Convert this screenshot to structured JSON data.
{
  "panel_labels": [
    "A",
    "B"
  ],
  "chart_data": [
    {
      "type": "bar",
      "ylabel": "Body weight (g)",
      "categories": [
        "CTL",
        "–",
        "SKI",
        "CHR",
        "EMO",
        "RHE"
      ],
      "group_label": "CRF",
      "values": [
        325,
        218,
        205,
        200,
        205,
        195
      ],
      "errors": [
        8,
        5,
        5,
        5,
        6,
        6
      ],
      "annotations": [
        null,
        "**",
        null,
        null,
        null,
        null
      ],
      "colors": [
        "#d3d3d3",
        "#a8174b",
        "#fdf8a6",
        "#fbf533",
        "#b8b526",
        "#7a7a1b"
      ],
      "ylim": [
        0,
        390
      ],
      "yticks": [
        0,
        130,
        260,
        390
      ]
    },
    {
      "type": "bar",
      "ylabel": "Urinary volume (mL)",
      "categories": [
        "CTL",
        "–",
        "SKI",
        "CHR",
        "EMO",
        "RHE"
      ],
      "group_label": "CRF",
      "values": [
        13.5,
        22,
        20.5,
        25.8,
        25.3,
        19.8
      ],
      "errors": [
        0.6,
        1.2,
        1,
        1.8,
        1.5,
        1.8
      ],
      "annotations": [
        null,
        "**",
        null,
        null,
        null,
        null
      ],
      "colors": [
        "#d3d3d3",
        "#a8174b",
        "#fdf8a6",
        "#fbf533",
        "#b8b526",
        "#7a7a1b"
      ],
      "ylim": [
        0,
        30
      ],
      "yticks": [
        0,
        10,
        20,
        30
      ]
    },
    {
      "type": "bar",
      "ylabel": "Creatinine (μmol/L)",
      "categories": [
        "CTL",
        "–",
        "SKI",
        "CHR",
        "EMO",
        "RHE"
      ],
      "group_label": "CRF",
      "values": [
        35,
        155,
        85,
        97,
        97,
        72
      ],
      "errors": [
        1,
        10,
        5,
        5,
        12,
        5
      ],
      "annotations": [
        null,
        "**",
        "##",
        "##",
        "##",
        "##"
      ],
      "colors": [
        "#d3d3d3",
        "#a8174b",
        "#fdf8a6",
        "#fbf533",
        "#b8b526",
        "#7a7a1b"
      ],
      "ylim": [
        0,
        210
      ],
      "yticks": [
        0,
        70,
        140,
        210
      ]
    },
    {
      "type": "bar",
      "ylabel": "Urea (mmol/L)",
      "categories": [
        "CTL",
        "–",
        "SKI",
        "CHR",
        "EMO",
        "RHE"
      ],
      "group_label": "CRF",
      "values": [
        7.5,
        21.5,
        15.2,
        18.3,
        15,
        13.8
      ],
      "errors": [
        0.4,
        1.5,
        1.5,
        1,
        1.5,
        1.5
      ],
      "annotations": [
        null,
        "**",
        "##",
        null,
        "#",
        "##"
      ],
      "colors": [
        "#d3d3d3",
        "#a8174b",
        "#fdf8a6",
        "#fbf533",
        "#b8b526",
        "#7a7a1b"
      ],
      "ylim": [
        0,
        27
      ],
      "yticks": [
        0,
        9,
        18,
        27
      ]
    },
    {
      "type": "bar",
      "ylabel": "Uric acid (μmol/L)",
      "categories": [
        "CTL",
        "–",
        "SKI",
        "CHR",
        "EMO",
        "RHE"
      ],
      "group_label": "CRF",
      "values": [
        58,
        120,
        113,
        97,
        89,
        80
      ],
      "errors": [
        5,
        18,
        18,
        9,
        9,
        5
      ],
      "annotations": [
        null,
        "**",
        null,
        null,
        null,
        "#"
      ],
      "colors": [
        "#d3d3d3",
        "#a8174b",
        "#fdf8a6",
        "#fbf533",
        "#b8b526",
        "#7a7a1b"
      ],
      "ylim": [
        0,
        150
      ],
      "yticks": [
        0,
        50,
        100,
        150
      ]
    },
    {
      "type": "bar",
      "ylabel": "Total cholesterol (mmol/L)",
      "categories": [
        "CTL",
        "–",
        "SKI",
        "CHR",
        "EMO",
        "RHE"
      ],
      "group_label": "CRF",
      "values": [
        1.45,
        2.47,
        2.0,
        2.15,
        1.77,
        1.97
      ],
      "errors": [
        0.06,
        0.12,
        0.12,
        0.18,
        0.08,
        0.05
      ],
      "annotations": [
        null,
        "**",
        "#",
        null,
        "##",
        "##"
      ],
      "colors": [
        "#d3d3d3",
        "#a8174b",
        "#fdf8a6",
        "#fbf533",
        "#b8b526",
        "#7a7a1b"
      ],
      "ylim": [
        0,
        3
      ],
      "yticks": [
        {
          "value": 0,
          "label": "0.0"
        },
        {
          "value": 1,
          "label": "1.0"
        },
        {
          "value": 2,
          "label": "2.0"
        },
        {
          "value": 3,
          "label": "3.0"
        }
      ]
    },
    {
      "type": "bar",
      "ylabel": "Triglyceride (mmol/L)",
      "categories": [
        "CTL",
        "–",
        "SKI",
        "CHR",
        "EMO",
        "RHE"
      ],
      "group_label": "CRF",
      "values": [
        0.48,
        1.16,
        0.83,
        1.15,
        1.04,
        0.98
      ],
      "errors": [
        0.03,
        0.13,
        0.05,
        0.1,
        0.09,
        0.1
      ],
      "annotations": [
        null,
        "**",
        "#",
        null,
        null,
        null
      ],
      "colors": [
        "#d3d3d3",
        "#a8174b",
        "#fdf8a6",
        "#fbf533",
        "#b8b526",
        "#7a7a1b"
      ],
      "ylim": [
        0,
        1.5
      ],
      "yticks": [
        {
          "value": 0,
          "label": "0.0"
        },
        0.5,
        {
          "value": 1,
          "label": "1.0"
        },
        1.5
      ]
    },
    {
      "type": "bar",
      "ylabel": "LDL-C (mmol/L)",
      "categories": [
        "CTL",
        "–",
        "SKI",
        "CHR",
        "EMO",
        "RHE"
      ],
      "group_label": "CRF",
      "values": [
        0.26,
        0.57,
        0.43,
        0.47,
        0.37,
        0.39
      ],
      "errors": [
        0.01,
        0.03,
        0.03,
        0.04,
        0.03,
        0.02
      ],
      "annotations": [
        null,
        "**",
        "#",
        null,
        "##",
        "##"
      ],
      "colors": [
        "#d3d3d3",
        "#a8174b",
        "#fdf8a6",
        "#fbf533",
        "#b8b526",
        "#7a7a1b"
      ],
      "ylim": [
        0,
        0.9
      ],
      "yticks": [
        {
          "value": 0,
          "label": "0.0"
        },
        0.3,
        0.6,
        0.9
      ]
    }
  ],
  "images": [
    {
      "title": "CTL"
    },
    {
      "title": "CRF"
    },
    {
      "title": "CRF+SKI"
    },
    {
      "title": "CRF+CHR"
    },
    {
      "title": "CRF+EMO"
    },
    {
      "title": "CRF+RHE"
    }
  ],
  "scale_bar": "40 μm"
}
* * *
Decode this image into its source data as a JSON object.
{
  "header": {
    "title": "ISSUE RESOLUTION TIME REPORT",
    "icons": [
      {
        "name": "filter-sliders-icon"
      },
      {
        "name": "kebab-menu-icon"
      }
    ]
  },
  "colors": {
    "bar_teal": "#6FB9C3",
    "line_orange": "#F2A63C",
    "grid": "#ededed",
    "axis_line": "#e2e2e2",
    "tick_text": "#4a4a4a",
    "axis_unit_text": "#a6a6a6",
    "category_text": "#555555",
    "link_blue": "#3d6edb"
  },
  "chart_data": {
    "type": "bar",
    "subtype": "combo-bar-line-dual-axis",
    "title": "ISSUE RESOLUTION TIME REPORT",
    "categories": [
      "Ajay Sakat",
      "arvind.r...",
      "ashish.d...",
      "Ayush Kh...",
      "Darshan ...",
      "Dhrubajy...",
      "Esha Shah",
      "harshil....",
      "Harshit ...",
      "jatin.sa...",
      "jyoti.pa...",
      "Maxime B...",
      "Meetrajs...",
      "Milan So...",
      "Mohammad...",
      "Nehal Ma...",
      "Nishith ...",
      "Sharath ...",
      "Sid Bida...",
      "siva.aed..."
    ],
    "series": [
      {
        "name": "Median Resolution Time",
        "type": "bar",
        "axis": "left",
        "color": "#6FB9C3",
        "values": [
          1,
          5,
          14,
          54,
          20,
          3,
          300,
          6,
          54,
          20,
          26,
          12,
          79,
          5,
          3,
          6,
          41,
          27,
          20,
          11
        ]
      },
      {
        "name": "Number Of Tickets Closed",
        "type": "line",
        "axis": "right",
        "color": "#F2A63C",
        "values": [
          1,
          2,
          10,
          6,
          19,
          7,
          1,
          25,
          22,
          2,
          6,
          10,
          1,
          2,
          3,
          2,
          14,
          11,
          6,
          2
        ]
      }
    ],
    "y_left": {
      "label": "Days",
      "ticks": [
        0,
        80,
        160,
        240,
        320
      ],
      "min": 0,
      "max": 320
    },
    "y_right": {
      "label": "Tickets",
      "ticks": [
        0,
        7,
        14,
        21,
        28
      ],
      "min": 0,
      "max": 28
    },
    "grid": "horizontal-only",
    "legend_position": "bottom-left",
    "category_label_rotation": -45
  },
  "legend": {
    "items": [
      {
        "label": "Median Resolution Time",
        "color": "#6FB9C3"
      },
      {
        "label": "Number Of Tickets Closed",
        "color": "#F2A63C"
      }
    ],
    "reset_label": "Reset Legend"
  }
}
---
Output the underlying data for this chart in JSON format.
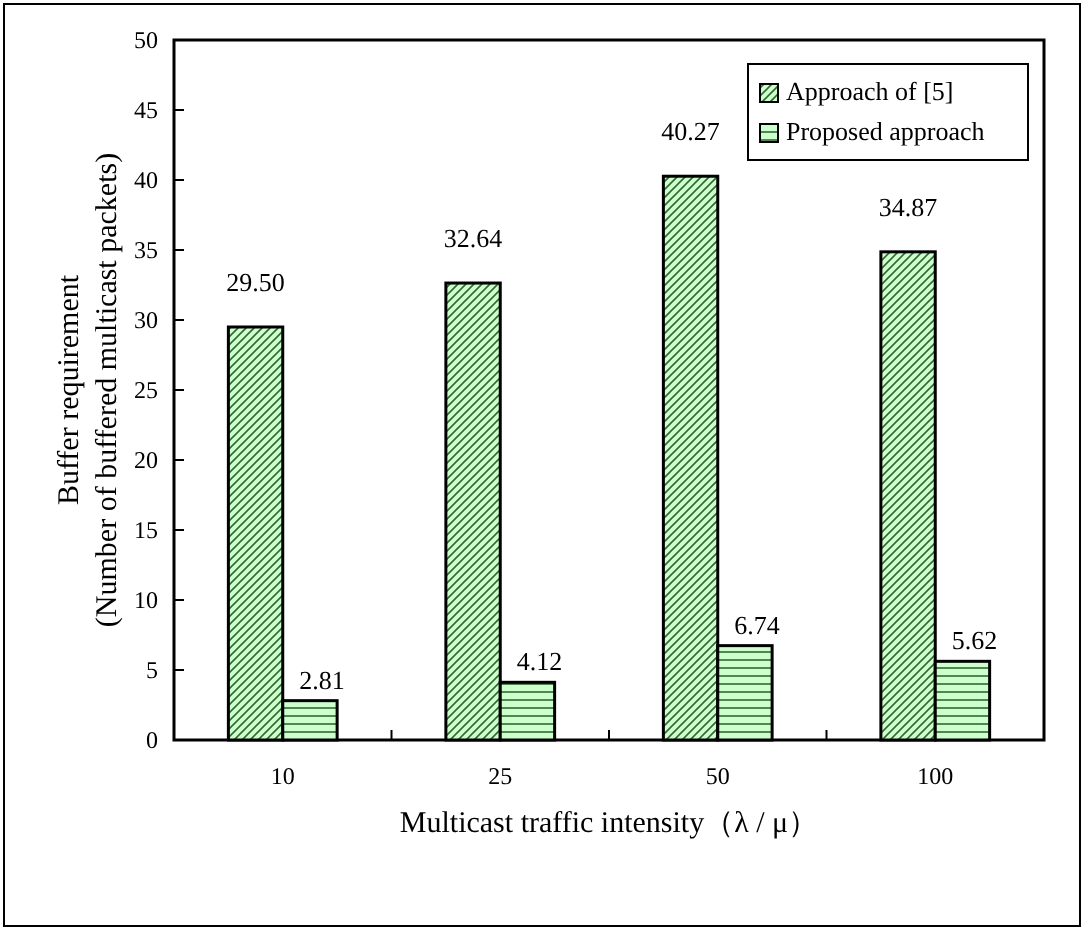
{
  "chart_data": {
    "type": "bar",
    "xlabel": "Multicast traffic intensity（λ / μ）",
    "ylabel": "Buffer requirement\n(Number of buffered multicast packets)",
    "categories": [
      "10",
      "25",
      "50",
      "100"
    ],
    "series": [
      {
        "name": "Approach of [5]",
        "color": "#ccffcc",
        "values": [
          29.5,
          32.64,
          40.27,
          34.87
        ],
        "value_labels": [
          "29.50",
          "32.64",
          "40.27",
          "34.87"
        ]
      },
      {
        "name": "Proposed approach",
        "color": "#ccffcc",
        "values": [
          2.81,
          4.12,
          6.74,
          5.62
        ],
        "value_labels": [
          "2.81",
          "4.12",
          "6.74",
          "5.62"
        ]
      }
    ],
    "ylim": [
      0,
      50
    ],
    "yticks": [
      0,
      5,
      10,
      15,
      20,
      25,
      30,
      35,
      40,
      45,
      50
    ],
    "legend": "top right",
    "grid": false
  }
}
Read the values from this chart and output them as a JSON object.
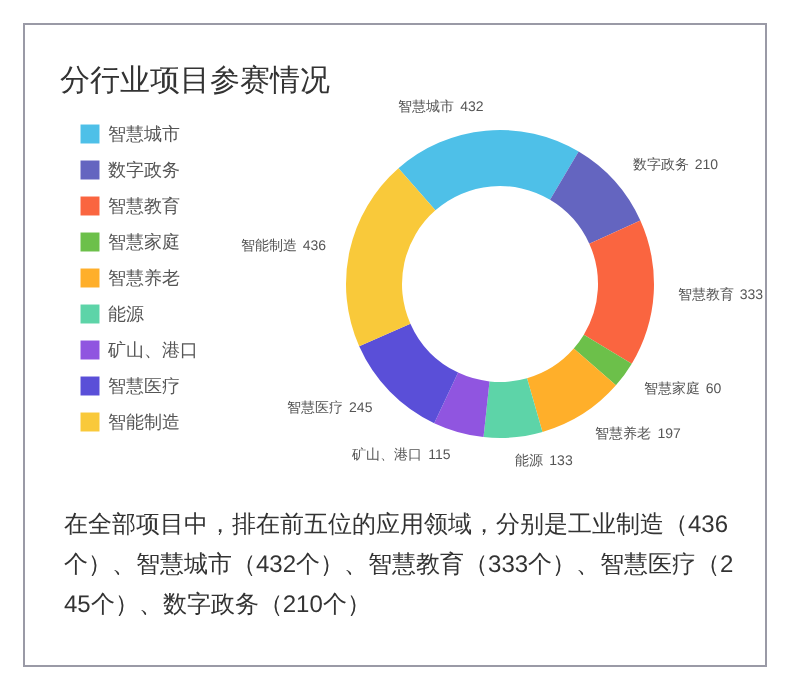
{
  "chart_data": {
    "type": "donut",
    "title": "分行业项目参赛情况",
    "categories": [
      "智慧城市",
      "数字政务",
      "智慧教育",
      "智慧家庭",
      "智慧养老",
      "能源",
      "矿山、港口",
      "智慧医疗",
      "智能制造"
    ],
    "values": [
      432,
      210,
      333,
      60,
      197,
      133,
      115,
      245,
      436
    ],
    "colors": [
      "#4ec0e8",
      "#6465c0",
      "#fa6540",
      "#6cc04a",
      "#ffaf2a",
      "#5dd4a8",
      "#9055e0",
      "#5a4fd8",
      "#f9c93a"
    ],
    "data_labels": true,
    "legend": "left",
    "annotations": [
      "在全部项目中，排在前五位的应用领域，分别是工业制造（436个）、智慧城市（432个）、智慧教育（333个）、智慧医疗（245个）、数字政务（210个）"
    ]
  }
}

> **SET EXERCISE**:
Each line of the material that holds the string "μmol" counts once; give the total alone.

> **TASK SOLUTION**:
2